SOURCE RECORDS start
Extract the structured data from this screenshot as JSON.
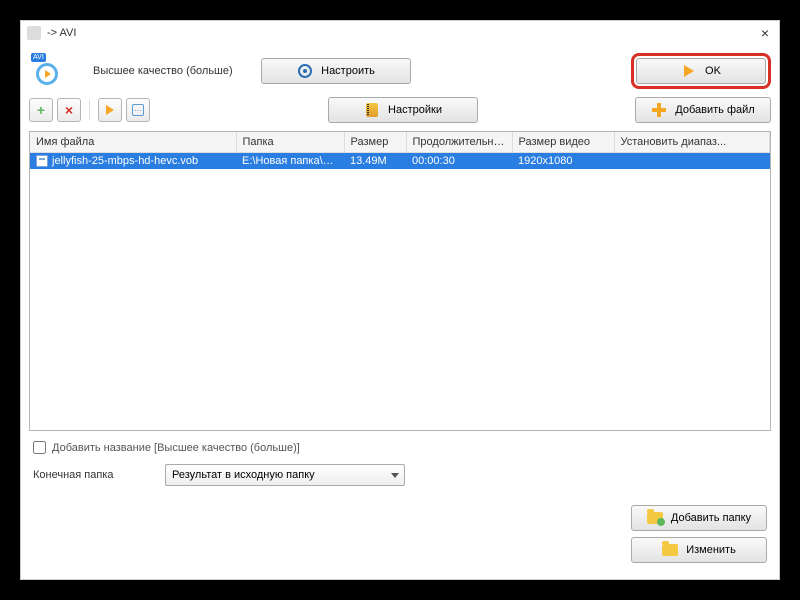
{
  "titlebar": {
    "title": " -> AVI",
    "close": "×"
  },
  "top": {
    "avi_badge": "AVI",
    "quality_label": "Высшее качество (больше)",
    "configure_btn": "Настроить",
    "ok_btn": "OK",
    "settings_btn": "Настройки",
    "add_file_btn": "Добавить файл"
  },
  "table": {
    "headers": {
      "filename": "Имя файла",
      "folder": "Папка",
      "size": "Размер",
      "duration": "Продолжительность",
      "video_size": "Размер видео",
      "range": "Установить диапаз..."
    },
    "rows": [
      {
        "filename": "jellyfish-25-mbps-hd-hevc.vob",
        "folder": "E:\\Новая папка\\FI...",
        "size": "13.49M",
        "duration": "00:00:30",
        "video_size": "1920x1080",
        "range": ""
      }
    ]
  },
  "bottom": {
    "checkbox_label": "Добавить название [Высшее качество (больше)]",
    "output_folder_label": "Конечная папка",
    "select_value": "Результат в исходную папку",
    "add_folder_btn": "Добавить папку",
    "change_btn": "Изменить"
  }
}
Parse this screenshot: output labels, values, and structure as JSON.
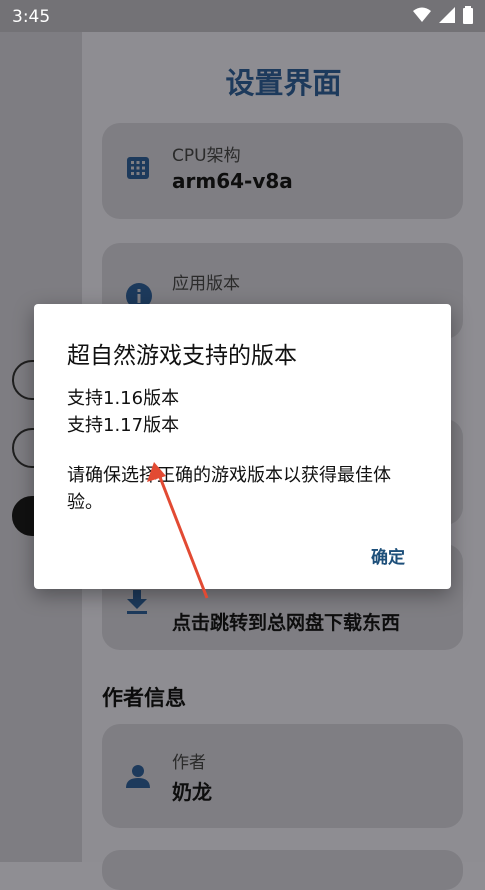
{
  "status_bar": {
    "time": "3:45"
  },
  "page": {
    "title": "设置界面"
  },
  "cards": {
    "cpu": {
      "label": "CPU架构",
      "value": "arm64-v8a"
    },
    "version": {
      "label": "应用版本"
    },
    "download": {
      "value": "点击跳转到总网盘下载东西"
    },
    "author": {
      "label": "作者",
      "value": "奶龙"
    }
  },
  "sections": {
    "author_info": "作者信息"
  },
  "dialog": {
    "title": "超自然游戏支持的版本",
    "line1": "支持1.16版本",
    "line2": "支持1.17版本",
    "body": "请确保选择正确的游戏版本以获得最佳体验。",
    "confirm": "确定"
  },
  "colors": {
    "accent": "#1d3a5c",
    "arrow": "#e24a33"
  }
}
SOURCE RECORDS end
Identify all lines where the word "качество" shows up. Copy them.

    "quality_label": "Высшее качество (больше)",
    "checkbox_label": "Добавить название [Высшее качество (больше)]",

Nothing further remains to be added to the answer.